Pick every line from the data that holds the word "group".
-------- DATA FOR THIS EXERCISE
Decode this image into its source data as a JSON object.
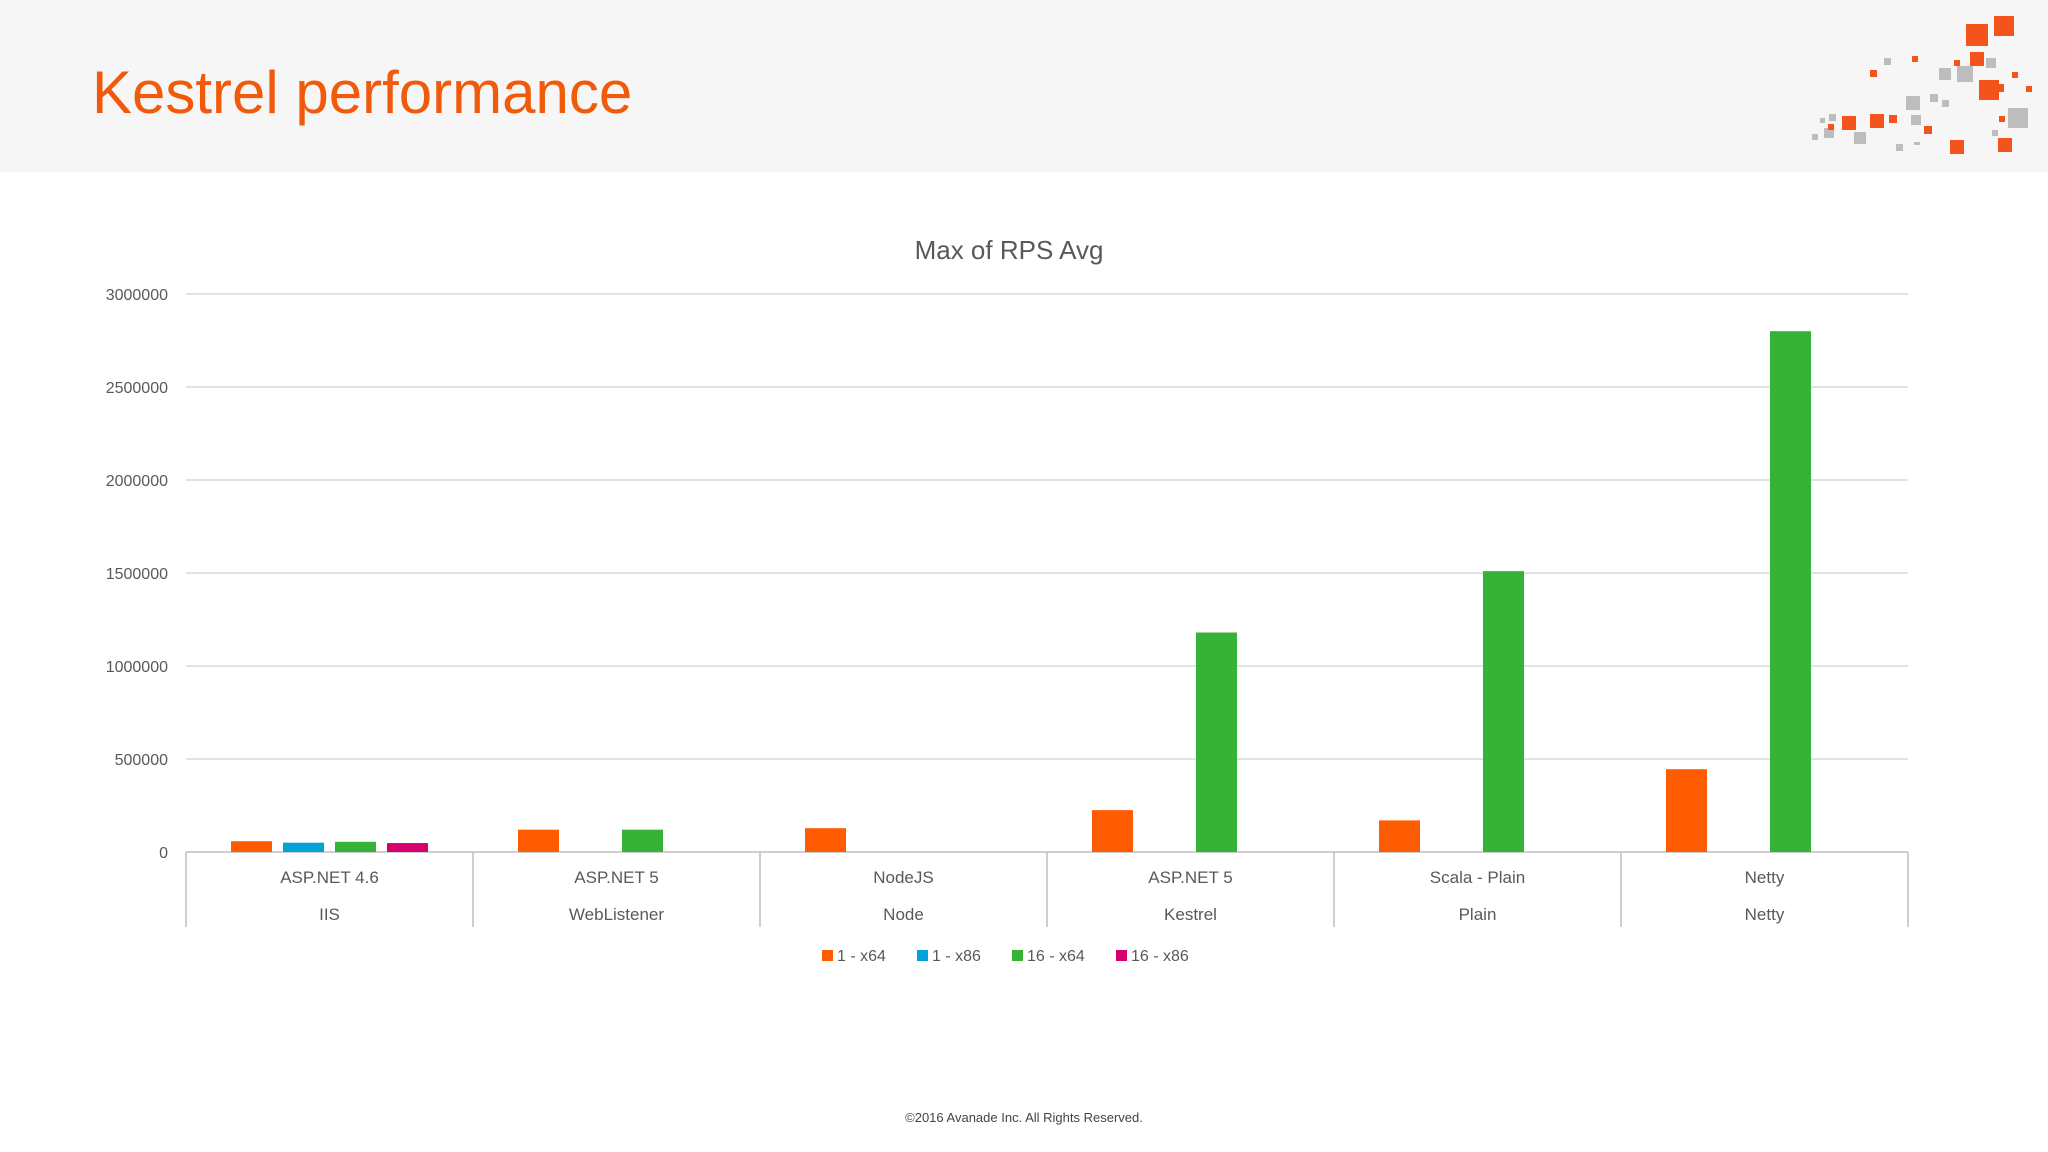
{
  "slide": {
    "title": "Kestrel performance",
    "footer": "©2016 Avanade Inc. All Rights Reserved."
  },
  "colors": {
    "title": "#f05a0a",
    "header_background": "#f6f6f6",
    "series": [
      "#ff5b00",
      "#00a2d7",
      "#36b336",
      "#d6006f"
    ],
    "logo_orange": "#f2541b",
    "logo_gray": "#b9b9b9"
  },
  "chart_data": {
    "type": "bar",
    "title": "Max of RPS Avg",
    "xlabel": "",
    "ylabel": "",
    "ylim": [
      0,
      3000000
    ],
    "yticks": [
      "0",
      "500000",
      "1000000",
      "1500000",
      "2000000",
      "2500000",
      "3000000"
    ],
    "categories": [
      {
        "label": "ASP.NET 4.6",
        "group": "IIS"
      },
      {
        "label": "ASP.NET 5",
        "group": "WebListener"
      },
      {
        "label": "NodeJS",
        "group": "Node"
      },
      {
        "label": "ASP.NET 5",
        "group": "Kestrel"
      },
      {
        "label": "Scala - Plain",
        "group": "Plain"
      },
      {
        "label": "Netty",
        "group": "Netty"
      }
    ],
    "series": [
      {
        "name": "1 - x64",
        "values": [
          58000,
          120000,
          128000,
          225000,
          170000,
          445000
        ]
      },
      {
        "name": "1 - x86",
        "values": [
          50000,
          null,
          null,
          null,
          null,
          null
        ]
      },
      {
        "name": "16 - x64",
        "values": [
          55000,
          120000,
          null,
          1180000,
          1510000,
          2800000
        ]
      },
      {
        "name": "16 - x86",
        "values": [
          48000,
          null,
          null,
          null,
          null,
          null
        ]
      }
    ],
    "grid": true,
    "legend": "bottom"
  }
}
----------------
-------- DATA FOR THIS EXERCISE
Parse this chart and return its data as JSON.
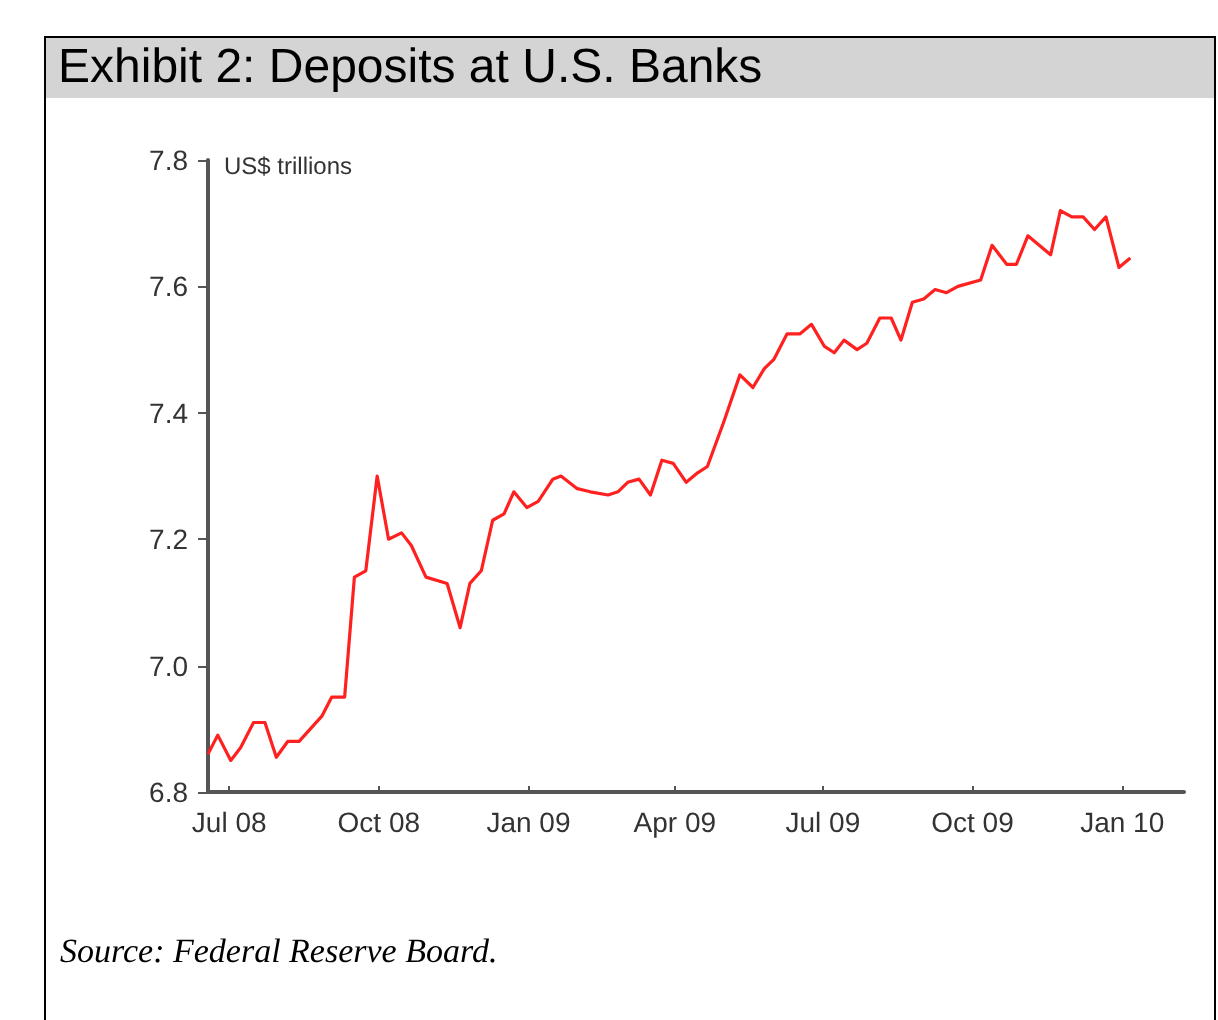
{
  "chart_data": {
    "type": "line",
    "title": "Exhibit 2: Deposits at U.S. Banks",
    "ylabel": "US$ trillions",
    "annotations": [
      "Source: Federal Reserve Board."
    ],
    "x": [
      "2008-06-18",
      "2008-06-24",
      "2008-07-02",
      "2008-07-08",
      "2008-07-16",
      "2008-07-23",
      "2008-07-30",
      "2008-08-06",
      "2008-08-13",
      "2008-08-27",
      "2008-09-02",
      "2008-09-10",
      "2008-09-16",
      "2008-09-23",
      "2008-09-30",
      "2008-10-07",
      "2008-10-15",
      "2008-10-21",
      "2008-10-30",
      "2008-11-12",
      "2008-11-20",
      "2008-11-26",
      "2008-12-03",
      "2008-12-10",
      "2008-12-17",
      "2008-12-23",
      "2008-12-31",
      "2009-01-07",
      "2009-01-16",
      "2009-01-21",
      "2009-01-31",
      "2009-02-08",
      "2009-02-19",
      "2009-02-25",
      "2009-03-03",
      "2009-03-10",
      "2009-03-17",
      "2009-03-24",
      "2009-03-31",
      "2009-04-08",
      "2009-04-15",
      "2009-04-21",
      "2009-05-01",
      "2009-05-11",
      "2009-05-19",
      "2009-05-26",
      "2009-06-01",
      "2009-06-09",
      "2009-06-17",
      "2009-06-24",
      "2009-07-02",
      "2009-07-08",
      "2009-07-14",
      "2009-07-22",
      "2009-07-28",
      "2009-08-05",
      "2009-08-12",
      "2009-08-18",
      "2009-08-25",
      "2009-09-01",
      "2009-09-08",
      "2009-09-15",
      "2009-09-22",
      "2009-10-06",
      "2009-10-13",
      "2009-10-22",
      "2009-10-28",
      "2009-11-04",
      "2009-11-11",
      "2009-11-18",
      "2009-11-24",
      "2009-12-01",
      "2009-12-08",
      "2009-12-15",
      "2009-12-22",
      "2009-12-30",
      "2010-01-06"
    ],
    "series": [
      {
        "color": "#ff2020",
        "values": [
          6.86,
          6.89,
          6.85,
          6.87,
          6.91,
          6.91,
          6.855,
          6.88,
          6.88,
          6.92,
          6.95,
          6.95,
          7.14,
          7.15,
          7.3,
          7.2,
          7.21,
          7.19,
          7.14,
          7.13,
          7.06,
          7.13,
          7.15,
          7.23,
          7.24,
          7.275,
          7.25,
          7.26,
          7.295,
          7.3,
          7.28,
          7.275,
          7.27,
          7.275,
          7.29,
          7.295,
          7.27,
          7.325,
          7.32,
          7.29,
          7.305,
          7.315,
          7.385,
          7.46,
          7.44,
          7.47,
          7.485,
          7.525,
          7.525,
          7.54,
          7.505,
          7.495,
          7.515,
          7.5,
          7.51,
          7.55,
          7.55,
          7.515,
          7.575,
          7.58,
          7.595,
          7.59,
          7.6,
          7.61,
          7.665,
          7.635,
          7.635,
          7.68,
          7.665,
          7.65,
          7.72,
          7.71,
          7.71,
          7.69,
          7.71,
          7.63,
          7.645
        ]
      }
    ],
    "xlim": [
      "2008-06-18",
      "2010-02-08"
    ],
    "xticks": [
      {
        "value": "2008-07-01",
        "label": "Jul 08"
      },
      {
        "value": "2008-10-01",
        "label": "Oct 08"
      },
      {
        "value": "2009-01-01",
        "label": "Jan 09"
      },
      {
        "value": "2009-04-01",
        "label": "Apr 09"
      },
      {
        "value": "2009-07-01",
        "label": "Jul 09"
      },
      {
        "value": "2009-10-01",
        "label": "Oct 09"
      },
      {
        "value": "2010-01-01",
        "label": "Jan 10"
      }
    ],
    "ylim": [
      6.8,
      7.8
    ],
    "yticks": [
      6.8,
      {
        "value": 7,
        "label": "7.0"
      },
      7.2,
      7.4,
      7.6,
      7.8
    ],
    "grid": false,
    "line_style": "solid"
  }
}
----------------
COMPLETE ANSWER -
        "group": "IIS"
        "group": "WebListener"
        "group": "Node"
        "group": "Kestrel"
        "group": "Plain"
        "group": "Netty"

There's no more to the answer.